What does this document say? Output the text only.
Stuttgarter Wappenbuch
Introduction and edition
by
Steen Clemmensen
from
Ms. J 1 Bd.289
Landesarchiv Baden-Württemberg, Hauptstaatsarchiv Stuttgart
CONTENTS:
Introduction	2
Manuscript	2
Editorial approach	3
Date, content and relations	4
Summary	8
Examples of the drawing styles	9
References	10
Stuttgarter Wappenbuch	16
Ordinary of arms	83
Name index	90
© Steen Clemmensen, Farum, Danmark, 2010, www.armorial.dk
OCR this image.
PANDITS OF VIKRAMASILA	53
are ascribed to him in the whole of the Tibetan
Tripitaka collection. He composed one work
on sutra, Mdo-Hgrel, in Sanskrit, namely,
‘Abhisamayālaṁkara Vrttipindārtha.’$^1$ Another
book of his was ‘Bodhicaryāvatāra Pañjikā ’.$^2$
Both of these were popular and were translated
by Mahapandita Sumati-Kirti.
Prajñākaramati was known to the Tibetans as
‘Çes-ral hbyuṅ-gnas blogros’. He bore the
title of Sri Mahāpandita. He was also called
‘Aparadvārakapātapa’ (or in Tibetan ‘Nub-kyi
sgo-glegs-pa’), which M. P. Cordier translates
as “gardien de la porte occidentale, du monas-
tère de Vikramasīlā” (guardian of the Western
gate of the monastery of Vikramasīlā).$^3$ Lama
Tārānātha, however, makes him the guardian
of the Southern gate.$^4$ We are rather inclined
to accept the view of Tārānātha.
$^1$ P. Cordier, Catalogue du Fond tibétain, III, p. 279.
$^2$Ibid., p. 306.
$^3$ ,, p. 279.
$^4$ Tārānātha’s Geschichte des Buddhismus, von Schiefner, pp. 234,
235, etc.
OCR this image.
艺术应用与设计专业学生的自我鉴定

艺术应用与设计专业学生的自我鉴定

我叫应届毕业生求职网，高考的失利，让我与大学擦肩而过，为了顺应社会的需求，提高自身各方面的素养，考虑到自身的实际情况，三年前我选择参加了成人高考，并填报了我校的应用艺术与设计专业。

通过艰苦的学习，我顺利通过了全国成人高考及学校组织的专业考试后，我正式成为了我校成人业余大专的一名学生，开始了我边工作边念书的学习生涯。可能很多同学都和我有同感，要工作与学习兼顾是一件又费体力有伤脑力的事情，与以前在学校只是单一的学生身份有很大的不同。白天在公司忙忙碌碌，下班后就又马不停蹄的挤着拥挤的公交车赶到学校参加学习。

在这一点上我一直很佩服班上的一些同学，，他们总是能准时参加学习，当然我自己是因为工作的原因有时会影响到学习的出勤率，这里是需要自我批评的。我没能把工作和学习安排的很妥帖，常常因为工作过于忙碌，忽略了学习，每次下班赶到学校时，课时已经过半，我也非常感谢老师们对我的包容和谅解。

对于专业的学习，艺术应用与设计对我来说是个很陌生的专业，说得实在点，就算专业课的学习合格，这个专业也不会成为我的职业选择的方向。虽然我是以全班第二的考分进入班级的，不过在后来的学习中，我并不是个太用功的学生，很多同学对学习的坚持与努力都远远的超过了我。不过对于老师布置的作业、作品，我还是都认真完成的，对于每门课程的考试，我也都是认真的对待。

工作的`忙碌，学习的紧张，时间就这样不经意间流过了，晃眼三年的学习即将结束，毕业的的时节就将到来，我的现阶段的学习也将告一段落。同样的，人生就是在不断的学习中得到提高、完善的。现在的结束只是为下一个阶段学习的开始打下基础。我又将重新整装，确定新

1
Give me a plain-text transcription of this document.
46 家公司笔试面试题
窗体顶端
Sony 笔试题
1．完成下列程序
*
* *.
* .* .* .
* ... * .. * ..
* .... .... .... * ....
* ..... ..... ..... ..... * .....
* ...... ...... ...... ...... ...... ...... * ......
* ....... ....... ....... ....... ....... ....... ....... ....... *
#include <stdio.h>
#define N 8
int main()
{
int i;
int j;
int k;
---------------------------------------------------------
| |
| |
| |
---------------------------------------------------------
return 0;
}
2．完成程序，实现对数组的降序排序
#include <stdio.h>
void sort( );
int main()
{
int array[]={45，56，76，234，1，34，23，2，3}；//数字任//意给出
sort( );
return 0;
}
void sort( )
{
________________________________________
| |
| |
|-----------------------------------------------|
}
──────────────────────────────
### Request
Copy out each line of the records that holds the string "Stuttgarter".

### Answer in full
Stuttgarter Wappenbuch
Stuttgarter Wappenbuch	16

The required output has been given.